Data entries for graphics

>>

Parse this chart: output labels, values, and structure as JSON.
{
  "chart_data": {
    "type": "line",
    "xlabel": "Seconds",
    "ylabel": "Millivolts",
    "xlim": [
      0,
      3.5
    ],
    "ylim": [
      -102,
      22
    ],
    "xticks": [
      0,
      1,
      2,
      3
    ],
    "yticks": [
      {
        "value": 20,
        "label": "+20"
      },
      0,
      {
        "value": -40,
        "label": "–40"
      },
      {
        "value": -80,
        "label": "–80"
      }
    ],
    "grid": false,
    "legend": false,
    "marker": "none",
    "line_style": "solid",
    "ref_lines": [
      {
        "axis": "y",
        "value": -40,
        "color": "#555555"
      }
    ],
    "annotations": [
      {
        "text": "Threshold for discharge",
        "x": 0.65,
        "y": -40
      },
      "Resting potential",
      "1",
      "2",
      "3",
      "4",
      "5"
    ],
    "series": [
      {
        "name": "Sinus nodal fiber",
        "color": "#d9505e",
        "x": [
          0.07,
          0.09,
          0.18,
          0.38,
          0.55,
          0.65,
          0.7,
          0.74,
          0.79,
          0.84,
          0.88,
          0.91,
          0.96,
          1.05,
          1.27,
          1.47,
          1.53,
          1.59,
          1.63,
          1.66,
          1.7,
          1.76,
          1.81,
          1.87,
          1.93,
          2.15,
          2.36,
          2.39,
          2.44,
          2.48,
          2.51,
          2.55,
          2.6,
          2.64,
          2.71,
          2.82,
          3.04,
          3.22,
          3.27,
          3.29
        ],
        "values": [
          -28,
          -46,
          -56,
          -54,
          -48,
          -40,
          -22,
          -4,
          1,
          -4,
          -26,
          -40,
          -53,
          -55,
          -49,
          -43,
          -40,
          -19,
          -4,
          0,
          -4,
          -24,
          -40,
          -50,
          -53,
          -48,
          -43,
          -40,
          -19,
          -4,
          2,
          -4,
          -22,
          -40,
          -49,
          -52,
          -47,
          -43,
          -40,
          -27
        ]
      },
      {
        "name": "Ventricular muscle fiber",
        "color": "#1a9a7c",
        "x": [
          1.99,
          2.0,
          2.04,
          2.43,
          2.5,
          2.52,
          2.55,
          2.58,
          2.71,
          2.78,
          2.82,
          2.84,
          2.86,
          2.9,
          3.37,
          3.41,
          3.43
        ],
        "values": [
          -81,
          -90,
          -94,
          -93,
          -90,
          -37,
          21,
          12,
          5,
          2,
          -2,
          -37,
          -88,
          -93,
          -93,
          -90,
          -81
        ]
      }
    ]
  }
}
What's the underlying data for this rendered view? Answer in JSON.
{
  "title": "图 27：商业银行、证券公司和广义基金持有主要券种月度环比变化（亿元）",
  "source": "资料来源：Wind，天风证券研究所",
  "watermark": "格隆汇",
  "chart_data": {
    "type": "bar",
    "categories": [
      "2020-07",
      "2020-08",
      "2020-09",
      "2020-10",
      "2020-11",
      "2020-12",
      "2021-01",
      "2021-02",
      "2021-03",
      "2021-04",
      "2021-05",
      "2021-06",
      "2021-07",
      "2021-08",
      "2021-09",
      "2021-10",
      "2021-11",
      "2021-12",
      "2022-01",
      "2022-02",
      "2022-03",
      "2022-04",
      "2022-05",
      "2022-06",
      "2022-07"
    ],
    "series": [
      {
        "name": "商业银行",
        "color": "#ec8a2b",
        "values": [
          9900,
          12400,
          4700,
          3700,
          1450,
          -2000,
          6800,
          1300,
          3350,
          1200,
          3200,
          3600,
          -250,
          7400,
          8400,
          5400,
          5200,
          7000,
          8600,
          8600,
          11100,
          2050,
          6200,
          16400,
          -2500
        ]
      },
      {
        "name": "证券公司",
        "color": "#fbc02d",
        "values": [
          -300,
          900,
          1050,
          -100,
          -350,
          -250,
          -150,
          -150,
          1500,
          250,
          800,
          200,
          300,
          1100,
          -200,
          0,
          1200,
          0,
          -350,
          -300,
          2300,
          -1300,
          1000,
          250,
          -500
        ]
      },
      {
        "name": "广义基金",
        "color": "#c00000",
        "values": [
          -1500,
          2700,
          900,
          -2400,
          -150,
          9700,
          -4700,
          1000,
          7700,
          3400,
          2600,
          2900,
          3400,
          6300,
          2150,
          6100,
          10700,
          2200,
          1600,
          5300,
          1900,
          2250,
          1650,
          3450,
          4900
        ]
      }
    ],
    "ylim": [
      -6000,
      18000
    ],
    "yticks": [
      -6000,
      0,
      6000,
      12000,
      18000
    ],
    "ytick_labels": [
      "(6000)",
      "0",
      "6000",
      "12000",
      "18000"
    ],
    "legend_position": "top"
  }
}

<<

Where a line of the data holds "fiber", show that line.

## Expected answer
        "name": "Sinus nodal fiber",
        "name": "Ventricular muscle fiber",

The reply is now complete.